Stored data entries

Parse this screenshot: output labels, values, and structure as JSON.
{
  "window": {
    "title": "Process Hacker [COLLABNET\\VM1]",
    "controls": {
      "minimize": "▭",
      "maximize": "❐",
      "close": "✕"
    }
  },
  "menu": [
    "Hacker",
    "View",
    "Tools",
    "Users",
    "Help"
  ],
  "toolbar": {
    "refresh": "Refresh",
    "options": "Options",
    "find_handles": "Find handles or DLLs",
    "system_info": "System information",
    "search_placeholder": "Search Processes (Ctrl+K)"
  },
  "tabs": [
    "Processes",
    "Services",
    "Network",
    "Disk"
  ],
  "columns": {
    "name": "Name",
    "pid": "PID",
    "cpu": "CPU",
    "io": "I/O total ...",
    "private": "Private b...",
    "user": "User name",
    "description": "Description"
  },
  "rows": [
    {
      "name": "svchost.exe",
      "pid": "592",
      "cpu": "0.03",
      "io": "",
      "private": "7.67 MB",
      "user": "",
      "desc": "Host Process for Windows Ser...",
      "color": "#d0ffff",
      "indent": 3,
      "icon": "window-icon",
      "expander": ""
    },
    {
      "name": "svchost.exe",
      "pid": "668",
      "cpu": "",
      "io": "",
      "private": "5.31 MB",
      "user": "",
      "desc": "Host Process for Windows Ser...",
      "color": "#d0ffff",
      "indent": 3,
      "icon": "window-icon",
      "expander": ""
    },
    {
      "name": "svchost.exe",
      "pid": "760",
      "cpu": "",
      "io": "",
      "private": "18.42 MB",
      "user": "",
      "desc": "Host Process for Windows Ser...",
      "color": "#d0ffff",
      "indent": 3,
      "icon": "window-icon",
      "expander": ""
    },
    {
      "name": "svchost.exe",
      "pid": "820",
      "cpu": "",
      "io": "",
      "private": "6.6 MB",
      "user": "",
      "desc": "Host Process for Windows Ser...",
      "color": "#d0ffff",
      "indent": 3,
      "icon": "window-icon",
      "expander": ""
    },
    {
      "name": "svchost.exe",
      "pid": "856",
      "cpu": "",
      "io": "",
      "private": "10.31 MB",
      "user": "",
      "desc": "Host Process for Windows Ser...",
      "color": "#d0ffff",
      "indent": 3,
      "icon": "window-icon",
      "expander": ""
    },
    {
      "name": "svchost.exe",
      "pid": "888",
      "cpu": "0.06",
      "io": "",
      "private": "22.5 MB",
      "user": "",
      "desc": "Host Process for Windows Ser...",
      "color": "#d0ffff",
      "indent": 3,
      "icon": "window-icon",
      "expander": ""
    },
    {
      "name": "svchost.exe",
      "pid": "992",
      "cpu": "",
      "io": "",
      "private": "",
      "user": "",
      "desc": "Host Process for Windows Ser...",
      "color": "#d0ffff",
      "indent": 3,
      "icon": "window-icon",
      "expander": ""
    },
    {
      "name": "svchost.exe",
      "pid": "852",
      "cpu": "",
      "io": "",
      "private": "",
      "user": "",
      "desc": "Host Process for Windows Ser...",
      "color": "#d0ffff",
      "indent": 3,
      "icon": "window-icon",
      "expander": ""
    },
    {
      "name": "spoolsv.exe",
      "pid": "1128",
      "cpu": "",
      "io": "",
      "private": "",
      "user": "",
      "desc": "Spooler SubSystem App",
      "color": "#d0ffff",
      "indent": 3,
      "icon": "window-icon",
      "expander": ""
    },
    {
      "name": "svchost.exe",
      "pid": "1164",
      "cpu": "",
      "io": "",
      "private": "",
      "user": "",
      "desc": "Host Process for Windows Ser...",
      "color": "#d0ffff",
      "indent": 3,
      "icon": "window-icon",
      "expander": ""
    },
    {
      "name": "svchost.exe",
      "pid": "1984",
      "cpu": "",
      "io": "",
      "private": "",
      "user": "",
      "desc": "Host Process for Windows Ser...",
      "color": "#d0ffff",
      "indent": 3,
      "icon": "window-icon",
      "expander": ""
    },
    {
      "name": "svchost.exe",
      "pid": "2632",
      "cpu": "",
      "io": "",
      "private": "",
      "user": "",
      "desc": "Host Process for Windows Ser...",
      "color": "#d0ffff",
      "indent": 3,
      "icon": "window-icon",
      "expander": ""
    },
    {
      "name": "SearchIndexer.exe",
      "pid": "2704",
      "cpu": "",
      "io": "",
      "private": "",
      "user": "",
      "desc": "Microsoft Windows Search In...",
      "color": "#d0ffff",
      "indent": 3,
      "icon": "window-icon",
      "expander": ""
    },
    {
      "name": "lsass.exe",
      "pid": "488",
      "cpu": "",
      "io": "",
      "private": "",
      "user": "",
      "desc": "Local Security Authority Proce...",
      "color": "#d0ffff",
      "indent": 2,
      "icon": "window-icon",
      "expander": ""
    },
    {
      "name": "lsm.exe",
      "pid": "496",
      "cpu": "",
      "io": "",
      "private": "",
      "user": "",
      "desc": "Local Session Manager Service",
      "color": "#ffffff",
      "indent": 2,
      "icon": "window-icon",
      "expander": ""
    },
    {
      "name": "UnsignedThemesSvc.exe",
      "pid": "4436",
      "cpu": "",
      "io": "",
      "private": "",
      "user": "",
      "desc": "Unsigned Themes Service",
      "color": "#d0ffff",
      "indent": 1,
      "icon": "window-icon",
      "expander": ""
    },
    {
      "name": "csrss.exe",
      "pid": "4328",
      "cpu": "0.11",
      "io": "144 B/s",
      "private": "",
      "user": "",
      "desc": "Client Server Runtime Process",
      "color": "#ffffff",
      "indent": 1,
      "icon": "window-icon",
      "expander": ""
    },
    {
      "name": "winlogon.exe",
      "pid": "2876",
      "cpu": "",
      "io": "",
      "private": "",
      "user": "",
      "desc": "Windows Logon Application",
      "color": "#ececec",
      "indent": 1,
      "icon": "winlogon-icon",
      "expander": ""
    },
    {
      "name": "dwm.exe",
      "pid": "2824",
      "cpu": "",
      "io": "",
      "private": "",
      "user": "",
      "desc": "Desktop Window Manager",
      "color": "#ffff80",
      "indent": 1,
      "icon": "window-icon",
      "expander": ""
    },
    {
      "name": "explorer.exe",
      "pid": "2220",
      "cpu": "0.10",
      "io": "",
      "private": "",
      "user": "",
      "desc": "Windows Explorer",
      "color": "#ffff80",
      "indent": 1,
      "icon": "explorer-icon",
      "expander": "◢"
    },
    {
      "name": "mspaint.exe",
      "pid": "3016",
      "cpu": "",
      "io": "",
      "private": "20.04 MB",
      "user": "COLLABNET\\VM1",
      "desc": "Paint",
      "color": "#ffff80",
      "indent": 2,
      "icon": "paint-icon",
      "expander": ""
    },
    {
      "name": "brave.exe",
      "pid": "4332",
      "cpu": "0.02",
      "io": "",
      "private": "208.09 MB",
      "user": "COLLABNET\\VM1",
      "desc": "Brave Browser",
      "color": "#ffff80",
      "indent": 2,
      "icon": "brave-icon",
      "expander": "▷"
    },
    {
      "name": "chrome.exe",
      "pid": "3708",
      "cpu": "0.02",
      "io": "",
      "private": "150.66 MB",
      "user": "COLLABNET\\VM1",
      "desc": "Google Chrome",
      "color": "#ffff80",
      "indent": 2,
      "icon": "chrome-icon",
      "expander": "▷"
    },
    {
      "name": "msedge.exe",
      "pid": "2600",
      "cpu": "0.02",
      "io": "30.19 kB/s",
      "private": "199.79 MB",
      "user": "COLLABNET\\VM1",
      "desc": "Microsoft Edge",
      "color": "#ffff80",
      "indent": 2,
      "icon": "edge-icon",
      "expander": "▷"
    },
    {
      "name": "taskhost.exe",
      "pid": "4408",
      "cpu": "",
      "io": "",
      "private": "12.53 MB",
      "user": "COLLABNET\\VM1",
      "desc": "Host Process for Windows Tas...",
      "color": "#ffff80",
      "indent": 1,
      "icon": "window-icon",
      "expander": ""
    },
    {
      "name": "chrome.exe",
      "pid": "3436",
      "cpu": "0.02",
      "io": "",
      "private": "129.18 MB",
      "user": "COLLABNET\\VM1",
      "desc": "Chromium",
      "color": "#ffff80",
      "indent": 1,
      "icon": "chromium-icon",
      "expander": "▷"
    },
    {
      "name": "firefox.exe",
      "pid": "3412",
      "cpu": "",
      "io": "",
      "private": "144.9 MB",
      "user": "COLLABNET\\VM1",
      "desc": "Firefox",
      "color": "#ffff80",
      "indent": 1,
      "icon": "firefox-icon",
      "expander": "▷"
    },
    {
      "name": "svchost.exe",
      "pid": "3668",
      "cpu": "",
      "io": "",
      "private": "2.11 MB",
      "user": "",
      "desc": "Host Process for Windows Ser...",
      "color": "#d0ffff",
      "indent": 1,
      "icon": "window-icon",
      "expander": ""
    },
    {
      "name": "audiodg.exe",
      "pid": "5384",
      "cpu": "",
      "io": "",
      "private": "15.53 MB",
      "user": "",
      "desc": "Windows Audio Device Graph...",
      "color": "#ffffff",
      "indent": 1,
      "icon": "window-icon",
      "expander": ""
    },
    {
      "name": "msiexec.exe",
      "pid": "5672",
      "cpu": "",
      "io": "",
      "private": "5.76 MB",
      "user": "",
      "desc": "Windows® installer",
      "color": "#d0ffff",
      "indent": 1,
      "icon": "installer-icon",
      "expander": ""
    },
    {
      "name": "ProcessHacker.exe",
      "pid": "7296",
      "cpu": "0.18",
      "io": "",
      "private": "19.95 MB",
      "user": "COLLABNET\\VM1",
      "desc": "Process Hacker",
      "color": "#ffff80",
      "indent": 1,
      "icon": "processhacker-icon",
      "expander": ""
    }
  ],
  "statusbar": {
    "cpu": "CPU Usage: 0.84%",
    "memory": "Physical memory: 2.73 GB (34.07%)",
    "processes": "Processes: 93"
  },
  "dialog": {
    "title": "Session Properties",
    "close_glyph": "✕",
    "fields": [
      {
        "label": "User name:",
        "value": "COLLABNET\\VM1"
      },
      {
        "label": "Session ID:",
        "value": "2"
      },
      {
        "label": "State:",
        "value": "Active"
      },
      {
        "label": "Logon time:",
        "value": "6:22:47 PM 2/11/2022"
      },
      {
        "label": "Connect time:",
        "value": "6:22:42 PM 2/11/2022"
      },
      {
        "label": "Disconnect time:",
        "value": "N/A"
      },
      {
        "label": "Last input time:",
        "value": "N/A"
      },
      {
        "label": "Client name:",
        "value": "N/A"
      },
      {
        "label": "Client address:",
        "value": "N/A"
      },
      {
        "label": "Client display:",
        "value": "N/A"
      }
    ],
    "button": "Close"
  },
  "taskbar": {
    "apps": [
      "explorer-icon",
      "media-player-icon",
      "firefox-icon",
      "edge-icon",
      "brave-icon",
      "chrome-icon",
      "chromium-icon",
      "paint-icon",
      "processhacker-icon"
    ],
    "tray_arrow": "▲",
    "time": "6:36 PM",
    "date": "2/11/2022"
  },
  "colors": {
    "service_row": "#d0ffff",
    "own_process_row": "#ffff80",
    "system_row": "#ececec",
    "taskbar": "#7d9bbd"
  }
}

- _TO DO_
Using the material above, report each line where "Session" occurs.

- _EXERCISE RESPONSE_
      "desc": "Local Session Manager Service",
    "title": "Session Properties",
        "label": "Session ID:",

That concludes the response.